__Records provided__
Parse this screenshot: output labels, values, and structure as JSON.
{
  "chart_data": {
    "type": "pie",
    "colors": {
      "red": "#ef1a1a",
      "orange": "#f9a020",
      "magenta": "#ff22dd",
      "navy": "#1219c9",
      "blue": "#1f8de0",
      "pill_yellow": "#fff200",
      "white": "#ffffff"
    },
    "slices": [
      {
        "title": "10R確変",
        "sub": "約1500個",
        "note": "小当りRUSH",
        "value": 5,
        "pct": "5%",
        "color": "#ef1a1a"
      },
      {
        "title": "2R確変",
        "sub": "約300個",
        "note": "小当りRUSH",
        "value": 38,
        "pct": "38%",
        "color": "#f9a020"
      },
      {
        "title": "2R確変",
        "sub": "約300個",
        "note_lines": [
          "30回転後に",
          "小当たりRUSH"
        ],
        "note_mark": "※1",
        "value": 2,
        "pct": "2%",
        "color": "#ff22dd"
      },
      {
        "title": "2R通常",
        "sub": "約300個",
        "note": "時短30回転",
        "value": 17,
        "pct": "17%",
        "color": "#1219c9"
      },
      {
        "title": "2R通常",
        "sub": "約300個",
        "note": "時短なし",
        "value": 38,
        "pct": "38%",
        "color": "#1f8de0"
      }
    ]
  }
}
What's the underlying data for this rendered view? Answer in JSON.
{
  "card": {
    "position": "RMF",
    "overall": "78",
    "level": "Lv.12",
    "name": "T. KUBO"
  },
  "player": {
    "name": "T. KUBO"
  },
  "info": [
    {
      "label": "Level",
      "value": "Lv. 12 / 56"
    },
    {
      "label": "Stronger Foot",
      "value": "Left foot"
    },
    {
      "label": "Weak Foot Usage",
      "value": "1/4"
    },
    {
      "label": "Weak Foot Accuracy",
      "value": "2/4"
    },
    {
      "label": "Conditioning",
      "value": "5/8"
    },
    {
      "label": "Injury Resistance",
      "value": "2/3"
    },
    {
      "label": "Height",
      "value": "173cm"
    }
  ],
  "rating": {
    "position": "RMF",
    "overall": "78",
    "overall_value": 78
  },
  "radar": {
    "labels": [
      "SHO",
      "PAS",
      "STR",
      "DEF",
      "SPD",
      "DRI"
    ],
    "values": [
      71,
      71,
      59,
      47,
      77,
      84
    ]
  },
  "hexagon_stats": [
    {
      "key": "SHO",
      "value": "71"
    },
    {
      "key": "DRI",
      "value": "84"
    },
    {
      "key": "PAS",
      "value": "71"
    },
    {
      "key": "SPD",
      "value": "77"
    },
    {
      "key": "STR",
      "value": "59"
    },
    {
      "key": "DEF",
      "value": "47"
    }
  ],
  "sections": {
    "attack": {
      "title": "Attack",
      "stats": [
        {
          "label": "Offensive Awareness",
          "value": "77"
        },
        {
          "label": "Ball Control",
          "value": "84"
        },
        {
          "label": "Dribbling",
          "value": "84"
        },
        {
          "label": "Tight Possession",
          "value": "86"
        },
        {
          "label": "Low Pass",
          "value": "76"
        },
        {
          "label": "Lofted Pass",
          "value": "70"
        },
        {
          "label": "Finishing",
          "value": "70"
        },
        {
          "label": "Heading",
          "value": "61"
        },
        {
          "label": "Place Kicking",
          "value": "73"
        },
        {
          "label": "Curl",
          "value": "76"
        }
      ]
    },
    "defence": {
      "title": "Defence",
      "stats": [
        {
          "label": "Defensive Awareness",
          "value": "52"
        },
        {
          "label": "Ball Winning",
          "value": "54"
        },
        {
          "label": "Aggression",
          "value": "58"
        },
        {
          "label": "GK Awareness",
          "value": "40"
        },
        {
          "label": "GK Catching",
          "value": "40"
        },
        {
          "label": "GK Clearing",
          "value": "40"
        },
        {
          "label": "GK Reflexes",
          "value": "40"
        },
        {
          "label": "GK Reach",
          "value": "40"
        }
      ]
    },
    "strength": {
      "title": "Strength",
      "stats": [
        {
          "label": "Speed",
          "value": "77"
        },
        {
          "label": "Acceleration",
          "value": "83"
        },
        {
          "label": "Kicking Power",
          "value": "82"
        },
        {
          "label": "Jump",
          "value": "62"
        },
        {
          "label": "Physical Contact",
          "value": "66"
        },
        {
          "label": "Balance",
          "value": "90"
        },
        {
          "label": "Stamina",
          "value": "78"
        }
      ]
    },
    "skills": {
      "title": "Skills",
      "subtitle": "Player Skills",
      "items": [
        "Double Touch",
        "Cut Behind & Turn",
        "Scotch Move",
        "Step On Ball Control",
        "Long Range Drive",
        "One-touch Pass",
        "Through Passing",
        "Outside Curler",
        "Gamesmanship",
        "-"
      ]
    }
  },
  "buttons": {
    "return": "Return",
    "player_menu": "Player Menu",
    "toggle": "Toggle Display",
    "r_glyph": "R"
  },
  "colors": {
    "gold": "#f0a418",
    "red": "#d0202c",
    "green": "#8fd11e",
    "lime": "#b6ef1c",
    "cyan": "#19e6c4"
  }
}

__What is needed__
Say how many lines of the listing above contain "Control", with no other words.

__Expected output__
2